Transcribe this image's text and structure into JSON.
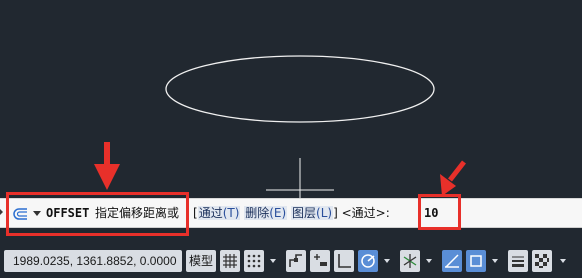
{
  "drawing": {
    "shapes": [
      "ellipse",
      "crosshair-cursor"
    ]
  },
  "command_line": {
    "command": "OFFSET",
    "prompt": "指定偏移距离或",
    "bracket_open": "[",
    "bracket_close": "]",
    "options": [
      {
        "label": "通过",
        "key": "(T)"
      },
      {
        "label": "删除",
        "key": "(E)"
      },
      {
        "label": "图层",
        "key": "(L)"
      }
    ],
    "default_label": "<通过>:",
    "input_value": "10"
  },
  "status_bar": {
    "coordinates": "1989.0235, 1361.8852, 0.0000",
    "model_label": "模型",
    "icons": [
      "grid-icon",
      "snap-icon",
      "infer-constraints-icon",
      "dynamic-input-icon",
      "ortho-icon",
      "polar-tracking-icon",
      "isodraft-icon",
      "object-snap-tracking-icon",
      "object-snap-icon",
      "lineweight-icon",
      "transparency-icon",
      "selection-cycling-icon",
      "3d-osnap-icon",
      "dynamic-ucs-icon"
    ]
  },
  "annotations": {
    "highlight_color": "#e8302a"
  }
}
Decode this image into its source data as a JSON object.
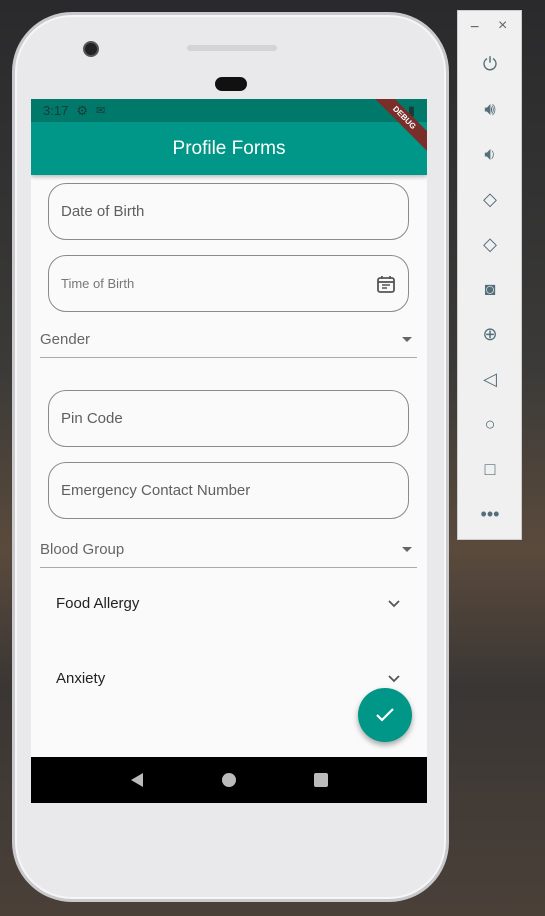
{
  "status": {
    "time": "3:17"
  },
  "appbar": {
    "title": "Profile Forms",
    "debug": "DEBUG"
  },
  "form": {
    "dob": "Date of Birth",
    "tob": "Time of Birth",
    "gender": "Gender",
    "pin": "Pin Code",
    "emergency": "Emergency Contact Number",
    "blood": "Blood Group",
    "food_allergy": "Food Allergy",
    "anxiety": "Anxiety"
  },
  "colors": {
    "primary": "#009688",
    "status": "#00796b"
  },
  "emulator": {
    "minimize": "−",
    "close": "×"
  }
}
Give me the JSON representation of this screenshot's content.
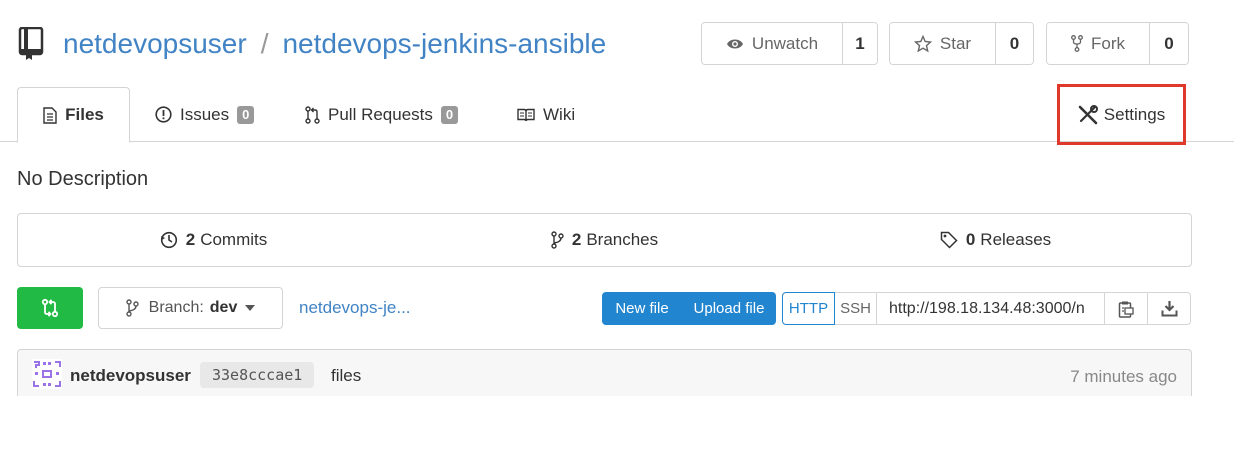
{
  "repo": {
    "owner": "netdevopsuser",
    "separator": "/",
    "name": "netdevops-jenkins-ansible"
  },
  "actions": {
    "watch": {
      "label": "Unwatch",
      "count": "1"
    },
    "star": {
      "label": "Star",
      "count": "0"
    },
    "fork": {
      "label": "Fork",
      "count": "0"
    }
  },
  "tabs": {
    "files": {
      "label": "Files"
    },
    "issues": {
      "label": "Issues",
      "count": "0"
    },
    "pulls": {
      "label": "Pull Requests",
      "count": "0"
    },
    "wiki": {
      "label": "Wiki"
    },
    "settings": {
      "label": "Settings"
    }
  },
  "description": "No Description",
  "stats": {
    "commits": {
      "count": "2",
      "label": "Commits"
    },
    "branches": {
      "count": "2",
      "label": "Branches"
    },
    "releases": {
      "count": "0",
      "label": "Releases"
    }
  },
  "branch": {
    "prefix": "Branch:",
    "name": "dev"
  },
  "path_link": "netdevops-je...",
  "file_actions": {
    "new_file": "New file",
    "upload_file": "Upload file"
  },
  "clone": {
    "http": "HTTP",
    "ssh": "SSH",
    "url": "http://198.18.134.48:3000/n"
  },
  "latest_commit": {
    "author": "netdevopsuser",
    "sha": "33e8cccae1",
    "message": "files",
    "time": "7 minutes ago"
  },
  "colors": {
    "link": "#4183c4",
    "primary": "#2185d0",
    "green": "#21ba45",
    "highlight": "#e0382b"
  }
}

PROBLEM DESCRIPTION:
Pull out every line of the entries that includes the word "image".

RESULT BELOW:
Transcribe this image's text and structure into JSON.
Decode this image into its source data as a JSON object.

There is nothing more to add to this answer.